'''

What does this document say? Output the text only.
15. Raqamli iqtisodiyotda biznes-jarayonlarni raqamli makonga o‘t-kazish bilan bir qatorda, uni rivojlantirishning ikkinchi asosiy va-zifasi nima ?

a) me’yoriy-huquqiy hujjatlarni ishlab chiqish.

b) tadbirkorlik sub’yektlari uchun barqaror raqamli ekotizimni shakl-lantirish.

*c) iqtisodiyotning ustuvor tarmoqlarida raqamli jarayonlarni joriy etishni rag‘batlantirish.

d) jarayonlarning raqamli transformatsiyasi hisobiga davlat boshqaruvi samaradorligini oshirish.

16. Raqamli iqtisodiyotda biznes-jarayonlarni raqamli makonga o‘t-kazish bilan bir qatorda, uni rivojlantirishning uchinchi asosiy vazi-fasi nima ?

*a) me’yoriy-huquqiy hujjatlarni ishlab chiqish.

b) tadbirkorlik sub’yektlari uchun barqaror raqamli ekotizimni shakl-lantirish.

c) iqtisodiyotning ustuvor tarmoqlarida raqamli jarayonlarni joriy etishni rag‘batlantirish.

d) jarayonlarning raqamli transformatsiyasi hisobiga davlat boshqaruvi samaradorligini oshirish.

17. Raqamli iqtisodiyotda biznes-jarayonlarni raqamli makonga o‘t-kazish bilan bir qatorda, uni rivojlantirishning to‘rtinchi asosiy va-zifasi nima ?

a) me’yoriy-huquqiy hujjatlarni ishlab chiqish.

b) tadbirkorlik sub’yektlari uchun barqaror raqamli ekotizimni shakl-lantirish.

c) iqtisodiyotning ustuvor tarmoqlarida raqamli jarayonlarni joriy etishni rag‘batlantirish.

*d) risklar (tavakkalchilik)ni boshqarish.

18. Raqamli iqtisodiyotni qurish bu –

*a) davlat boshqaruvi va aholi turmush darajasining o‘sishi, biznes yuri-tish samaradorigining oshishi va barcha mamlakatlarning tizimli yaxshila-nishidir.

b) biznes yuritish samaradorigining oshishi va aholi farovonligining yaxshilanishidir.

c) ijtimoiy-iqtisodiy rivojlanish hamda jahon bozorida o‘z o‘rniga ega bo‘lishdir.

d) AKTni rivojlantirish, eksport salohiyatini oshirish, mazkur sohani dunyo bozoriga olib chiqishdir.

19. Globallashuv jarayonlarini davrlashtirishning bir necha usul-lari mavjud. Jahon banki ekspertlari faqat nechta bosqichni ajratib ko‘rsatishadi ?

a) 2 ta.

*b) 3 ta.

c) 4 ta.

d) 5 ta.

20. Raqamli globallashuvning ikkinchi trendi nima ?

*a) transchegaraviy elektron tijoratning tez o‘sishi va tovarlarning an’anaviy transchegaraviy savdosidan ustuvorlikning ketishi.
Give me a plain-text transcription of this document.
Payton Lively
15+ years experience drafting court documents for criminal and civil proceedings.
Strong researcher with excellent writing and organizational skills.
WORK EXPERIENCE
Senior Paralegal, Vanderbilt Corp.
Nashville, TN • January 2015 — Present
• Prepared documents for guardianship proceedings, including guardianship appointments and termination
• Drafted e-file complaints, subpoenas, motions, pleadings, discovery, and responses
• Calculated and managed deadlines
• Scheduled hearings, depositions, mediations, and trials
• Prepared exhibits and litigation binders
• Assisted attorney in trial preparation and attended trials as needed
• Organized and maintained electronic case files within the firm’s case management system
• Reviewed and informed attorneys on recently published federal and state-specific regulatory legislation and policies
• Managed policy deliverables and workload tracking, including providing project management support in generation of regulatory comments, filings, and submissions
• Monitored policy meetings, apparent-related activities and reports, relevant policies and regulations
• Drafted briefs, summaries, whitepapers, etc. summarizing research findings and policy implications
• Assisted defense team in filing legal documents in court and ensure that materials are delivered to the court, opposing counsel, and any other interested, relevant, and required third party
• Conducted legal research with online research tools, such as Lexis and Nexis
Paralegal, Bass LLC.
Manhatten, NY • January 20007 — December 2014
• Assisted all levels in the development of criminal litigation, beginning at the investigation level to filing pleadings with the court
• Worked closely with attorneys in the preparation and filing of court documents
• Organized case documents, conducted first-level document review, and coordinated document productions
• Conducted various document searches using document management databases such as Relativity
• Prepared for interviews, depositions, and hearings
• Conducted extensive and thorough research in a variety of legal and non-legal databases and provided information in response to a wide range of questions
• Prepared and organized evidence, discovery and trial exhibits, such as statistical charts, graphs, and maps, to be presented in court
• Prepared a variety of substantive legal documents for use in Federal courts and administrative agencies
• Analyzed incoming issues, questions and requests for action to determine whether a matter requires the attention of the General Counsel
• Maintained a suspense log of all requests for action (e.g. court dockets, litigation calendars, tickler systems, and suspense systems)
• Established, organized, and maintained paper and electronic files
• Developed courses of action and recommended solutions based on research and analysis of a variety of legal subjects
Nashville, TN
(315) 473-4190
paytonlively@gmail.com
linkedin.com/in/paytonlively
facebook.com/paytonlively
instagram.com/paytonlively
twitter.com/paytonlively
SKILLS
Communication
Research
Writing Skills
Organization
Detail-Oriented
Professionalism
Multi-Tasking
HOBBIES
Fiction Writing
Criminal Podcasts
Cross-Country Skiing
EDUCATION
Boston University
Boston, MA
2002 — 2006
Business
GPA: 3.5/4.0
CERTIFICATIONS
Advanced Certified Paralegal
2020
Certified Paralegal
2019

'''

__What is expected__: Repeat the data above, word for word.

__Answer to the exercise__:
What does this document say? Output the text only.
15. Raqamli iqtisodiyotda biznes-jarayonlarni raqamli makonga o‘t-kazish bilan bir qatorda, uni rivojlantirishning ikkinchi asosiy va-zifasi nima ?

a) me’yoriy-huquqiy hujjatlarni ishlab chiqish.

b) tadbirkorlik sub’yektlari uchun barqaror raqamli ekotizimni shakl-lantirish.

*c) iqtisodiyotning ustuvor tarmoqlarida raqamli jarayonlarni joriy etishni rag‘batlantirish.

d) jarayonlarning raqamli transformatsiyasi hisobiga davlat boshqaruvi samaradorligini oshirish.

16. Raqamli iqtisodiyotda biznes-jarayonlarni raqamli makonga o‘t-kazish bilan bir qatorda, uni rivojlantirishning uchinchi asosiy vazi-fasi nima ?

*a) me’yoriy-huquqiy hujjatlarni ishlab chiqish.

b) tadbirkorlik sub’yektlari uchun barqaror raqamli ekotizimni shakl-lantirish.

c) iqtisodiyotning ustuvor tarmoqlarida raqamli jarayonlarni joriy etishni rag‘batlantirish.

d) jarayonlarning raqamli transformatsiyasi hisobiga davlat boshqaruvi samaradorligini oshirish.

17. Raqamli iqtisodiyotda biznes-jarayonlarni raqamli makonga o‘t-kazish bilan bir qatorda, uni rivojlantirishning to‘rtinchi asosiy va-zifasi nima ?

a) me’yoriy-huquqiy hujjatlarni ishlab chiqish.

b) tadbirkorlik sub’yektlari uchun barqaror raqamli ekotizimni shakl-lantirish.

c) iqtisodiyotning ustuvor tarmoqlarida raqamli jarayonlarni joriy etishni rag‘batlantirish.

*d) risklar (tavakkalchilik)ni boshqarish.

18. Raqamli iqtisodiyotni qurish bu –

*a) davlat boshqaruvi va aholi turmush darajasining o‘sishi, biznes yuri-tish samaradorigining oshishi va barcha mamlakatlarning tizimli yaxshila-nishidir.

b) biznes yuritish samaradorigining oshishi va aholi farovonligining yaxshilanishidir.

c) ijtimoiy-iqtisodiy rivojlanish hamda jahon bozorida o‘z o‘rniga ega bo‘lishdir.

d) AKTni rivojlantirish, eksport salohiyatini oshirish, mazkur sohani dunyo bozoriga olib chiqishdir.

19. Globallashuv jarayonlarini davrlashtirishning bir necha usul-lari mavjud. Jahon banki ekspertlari faqat nechta bosqichni ajratib ko‘rsatishadi ?

a) 2 ta.

*b) 3 ta.

c) 4 ta.

d) 5 ta.

20. Raqamli globallashuvning ikkinchi trendi nima ?

*a) transchegaraviy elektron tijoratning tez o‘sishi va tovarlarning an’anaviy transchegaraviy savdosidan ustuvorlikning ketishi.
Give me a plain-text transcription of this document.
Payton Lively
15+ years experience drafting court documents for criminal and civil proceedings.
Strong researcher with excellent writing and organizational skills.
WORK EXPERIENCE
Senior Paralegal, Vanderbilt Corp.
Nashville, TN • January 2015 — Present
• Prepared documents for guardianship proceedings, including guardianship appointments and termination
• Drafted e-file complaints, subpoenas, motions, pleadings, discovery, and responses
• Calculated and managed deadlines
• Scheduled hearings, depositions, mediations, and trials
• Prepared exhibits and litigation binders
• Assisted attorney in trial preparation and attended trials as needed
• Organized and maintained electronic case files within the firm’s case management system
• Reviewed and informed attorneys on recently published federal and state-specific regulatory legislation and policies
• Managed policy deliverables and workload tracking, including providing project management support in generation of regulatory comments, filings, and submissions
• Monitored policy meetings, apparent-related activities and reports, relevant policies and regulations
• Drafted briefs, summaries, whitepapers, etc. summarizing research findings and policy implications
• Assisted defense team in filing legal documents in court and ensure that materials are delivered to the court, opposing counsel, and any other interested, relevant, and required third party
• Conducted legal research with online research tools, such as Lexis and Nexis
Paralegal, Bass LLC.
Manhatten, NY • January 20007 — December 2014
• Assisted all levels in the development of criminal litigation, beginning at the investigation level to filing pleadings with the court
• Worked closely with attorneys in the preparation and filing of court documents
• Organized case documents, conducted first-level document review, and coordinated document productions
• Conducted various document searches using document management databases such as Relativity
• Prepared for interviews, depositions, and hearings
• Conducted extensive and thorough research in a variety of legal and non-legal databases and provided information in response to a wide range of questions
• Prepared and organized evidence, discovery and trial exhibits, such as statistical charts, graphs, and maps, to be presented in court
• Prepared a variety of substantive legal documents for use in Federal courts and administrative agencies
• Analyzed incoming issues, questions and requests for action to determine whether a matter requires the attention of the General Counsel
• Maintained a suspense log of all requests for action (e.g. court dockets, litigation calendars, tickler systems, and suspense systems)
• Established, organized, and maintained paper and electronic files
• Developed courses of action and recommended solutions based on research and analysis of a variety of legal subjects
Nashville, TN
(315) 473-4190
paytonlively@gmail.com
linkedin.com/in/paytonlively
facebook.com/paytonlively
instagram.com/paytonlively
twitter.com/paytonlively
SKILLS
Communication
Research
Writing Skills
Organization
Detail-Oriented
Professionalism
Multi-Tasking
HOBBIES
Fiction Writing
Criminal Podcasts
Cross-Country Skiing
EDUCATION
Boston University
Boston, MA
2002 — 2006
Business
GPA: 3.5/4.0
CERTIFICATIONS
Advanced Certified Paralegal
2020
Certified Paralegal
2019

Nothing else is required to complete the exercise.